Text provided ▸

__________

The dispute is between the property owner, 1180268 B.C. Ltd., and the Assessor of Area #4 – Central Vancouver Island, whose valuations are reviewed by the Property Assessment Appeal Board. The Board itself did not participate in this appeal. The central question is how to determine the “actual value” (market value) of the land for the 2023 assessment year in light of access problems, environmental setbacks, and zoning.
Statutory framework for property assessment appeals
Under the Assessment Act, the assessor must annually determine the “actual value” of each property, defined as the market value of the fee simple interest in the land and improvements as of July 1, using the property’s physical condition and permitted use as of October 31 of the assessment year. Section 19(3) of the Act lists factors that may be considered, including present use, location, comparable sales, revenue or rental value, and economic or functional obsolescence, along with “any other circumstances” affecting value.
The dispute followed the statutory appeal path. The owner first challenged the 2023 assessment before a Property Assessment Review Panel. That panel concluded the original 2023 assessment of $732,000 (itself a 25% increase over 2022) was too low and raised the value dramatically to $2.5 million, a 427% increase over the prior year’s assessment. The owner then appealed to the Property Assessment Appeal Board, which conducts second-level reviews of assessments and has broad powers under s. 57 of the Act to consider evidence and determine value. Dissatisfied with the Board’s decision, the owner invoked s. 65 of the Assessment Act, which allows an appeal to the Supreme Court of British Columbia “on a question of law alone” by way of a stated case.

__________

Data rows ▸
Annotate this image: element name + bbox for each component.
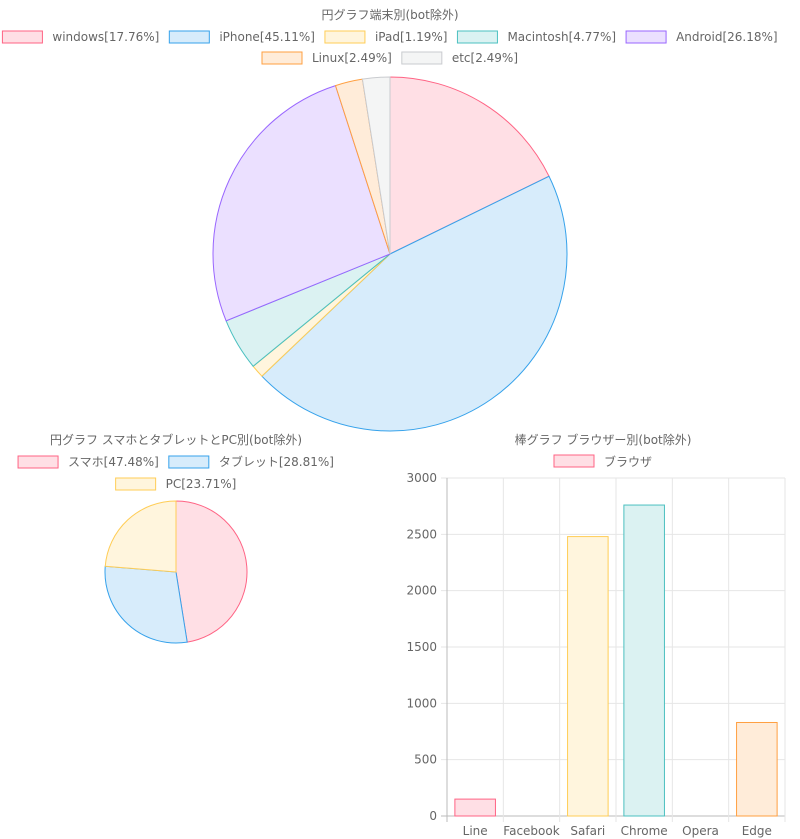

__________

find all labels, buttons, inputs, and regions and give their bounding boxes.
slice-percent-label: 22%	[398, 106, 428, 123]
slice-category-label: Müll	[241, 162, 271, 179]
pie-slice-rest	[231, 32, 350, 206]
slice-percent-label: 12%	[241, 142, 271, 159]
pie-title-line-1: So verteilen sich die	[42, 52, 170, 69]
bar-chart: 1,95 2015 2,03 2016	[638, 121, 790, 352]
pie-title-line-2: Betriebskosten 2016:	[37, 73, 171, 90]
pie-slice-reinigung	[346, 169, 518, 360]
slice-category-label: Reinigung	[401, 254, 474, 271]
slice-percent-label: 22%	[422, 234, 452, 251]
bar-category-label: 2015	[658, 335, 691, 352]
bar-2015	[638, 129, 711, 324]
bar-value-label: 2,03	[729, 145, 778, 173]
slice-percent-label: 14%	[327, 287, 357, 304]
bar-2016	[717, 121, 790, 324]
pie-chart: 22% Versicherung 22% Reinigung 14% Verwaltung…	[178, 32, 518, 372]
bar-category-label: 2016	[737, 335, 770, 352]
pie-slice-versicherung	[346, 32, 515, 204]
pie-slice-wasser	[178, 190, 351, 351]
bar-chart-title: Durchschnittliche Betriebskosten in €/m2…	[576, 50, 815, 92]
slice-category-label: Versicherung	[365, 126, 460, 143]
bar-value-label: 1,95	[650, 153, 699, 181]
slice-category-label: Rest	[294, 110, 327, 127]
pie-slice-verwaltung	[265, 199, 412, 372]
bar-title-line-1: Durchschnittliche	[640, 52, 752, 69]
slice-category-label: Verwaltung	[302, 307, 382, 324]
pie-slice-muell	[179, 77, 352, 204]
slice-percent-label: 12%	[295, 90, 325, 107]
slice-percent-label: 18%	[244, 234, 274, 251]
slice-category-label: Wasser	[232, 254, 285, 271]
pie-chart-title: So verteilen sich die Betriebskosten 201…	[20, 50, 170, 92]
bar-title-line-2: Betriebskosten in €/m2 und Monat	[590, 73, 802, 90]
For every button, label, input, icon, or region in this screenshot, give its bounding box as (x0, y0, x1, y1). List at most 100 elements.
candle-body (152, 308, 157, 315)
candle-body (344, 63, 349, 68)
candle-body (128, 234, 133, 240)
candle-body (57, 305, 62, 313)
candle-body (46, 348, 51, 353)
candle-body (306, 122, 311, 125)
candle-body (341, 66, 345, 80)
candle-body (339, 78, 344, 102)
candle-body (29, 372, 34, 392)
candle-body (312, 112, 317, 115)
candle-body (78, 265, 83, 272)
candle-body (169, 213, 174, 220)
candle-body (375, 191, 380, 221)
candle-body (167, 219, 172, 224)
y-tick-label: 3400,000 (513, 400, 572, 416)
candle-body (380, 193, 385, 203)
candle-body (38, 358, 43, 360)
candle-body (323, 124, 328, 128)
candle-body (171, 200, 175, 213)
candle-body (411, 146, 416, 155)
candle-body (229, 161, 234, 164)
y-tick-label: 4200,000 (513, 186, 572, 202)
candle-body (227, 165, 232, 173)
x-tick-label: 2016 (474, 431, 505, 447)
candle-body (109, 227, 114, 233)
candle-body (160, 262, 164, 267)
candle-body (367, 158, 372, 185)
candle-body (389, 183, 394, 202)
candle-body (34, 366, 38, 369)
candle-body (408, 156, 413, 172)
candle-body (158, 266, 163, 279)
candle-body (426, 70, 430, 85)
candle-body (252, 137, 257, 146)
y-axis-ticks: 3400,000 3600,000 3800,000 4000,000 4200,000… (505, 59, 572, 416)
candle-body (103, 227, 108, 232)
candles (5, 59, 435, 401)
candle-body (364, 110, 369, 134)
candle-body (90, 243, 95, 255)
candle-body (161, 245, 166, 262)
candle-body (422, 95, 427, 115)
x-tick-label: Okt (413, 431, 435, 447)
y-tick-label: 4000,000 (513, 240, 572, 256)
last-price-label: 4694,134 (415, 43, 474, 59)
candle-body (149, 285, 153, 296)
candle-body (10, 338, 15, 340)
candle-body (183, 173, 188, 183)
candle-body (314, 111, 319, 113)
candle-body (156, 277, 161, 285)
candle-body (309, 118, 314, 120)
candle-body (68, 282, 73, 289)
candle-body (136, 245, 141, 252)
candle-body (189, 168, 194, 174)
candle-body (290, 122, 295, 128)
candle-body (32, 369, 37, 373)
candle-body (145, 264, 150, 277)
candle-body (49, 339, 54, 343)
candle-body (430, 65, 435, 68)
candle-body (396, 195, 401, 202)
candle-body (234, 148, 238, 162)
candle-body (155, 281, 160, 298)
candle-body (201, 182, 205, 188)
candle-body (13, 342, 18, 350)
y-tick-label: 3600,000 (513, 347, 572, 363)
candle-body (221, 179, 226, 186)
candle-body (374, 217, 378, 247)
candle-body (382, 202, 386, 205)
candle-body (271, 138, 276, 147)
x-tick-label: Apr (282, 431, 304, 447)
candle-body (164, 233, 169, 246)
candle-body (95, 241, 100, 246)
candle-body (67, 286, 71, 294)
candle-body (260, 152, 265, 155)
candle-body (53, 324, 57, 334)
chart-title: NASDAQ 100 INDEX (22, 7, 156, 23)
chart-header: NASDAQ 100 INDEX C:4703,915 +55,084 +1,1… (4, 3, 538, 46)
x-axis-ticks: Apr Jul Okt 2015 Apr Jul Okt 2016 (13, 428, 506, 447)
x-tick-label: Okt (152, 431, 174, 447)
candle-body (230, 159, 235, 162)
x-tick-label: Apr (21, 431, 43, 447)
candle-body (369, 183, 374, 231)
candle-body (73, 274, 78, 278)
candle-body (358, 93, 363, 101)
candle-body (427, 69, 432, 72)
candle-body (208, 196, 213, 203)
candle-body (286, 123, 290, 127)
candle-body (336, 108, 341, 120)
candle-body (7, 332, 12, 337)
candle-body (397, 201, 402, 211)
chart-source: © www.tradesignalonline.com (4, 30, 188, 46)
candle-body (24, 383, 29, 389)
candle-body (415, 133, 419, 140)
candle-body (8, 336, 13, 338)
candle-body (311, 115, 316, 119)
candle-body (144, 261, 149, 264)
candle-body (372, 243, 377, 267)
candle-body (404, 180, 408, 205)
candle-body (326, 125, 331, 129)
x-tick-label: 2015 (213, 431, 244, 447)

__________

Exercise prompt ▸
In the text on the property assessment dispute, what value did the Property Assessment Review Panel set for the 2023 assessment?

Response for this exercise ▸
$2.5 million